DESCRIPTION OF THE TASK: For each line below that includes the word "name", make a copy.

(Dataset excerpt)
◇ ◇ ◇ ◇ ◇ ◇ ◇

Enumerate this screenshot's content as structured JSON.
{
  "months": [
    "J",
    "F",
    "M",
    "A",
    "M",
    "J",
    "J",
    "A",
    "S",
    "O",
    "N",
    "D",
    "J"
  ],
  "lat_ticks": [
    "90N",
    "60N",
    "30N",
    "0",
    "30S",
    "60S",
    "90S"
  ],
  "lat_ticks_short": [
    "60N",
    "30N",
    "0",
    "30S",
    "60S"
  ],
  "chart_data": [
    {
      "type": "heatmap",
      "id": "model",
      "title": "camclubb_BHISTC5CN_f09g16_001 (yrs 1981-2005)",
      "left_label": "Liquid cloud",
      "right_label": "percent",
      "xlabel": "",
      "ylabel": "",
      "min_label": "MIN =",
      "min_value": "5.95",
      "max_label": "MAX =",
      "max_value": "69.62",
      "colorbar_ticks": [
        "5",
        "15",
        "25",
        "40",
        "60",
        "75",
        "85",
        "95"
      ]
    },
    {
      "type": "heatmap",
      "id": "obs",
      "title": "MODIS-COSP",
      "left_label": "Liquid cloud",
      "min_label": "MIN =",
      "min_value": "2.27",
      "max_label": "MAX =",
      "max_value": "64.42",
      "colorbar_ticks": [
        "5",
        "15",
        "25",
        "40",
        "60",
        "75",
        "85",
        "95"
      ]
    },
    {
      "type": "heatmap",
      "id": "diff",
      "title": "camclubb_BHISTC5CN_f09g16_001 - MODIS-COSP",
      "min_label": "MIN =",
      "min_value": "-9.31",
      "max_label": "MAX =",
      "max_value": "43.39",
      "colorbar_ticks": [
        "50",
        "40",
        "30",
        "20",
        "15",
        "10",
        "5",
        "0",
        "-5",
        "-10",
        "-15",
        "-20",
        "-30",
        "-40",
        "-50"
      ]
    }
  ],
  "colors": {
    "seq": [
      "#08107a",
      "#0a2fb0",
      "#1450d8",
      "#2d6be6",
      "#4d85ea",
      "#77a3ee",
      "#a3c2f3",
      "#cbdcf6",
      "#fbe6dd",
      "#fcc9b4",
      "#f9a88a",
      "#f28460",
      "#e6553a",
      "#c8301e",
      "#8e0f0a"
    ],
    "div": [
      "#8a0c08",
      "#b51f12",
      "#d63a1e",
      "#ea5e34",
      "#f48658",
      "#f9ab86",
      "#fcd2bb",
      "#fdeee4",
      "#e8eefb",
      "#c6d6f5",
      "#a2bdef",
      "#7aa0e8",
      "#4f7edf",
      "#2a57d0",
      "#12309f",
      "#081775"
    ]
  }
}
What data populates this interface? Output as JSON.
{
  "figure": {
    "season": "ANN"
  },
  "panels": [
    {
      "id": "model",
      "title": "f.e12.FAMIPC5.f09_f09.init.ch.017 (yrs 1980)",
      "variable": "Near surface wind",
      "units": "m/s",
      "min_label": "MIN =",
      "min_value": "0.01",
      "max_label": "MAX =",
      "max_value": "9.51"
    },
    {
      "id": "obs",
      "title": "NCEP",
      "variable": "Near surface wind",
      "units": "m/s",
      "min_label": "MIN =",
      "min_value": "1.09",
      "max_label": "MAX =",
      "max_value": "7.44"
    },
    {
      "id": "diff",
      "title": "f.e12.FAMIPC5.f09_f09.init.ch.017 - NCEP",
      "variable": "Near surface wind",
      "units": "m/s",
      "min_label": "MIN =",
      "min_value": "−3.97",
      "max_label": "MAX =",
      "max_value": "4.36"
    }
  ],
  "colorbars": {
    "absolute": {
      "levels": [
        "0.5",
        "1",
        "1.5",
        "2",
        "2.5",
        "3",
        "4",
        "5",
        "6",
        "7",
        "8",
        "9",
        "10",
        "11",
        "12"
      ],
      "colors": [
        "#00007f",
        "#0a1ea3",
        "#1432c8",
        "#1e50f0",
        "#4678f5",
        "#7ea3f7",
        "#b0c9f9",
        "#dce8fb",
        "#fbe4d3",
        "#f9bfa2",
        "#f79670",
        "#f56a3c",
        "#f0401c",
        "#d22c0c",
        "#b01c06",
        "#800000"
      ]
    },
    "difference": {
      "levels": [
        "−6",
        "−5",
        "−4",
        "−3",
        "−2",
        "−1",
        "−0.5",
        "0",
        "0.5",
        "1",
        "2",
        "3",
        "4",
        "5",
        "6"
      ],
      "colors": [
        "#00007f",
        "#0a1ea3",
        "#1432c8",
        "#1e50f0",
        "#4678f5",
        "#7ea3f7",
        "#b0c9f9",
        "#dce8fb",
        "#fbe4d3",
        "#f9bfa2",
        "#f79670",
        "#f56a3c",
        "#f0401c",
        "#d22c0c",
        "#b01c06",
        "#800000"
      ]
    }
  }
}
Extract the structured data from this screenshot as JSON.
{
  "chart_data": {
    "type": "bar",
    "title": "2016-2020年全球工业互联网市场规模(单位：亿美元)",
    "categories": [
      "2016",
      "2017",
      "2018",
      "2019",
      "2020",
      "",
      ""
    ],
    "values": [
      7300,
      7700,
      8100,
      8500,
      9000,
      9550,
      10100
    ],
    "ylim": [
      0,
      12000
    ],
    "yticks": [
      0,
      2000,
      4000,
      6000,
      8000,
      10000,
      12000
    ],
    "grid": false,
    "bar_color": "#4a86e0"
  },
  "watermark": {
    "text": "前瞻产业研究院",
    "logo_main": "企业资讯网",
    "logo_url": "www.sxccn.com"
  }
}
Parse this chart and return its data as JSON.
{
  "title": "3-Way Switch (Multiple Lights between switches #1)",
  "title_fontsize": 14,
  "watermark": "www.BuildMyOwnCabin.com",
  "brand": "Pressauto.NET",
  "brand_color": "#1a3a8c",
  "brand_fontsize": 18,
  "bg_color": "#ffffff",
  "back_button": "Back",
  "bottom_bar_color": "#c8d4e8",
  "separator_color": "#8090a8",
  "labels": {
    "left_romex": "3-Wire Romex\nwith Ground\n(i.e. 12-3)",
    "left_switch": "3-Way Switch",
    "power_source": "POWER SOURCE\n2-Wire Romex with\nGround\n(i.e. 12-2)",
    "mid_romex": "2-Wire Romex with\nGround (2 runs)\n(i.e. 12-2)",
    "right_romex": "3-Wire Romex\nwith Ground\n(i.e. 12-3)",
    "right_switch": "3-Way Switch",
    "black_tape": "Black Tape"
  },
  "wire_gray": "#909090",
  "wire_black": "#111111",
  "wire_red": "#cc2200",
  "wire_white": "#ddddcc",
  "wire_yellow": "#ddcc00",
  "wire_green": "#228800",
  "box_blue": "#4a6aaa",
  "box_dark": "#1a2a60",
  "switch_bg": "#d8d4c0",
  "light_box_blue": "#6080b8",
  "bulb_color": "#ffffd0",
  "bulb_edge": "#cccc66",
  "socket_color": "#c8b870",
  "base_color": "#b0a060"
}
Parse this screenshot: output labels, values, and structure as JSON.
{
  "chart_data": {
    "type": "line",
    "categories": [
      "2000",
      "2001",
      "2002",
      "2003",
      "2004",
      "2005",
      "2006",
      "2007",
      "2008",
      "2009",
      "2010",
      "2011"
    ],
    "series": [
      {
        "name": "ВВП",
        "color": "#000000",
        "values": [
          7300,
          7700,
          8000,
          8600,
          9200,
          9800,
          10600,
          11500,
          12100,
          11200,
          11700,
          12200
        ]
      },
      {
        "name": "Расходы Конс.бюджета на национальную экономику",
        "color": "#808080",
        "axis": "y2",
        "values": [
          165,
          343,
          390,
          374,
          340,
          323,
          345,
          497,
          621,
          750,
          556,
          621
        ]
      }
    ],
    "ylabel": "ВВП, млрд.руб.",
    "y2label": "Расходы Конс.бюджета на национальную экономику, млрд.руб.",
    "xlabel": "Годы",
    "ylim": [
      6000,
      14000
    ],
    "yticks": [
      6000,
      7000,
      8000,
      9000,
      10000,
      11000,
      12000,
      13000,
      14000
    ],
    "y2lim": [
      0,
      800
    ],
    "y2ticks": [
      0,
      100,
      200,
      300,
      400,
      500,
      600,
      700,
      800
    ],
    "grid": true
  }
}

◇ ◇ ◇ ◇ ◇ ◇ ◇

RESPONSE BELOW:
        "name": "ВВП",
        "name": "Расходы Конс.бюджета на национальную экономику",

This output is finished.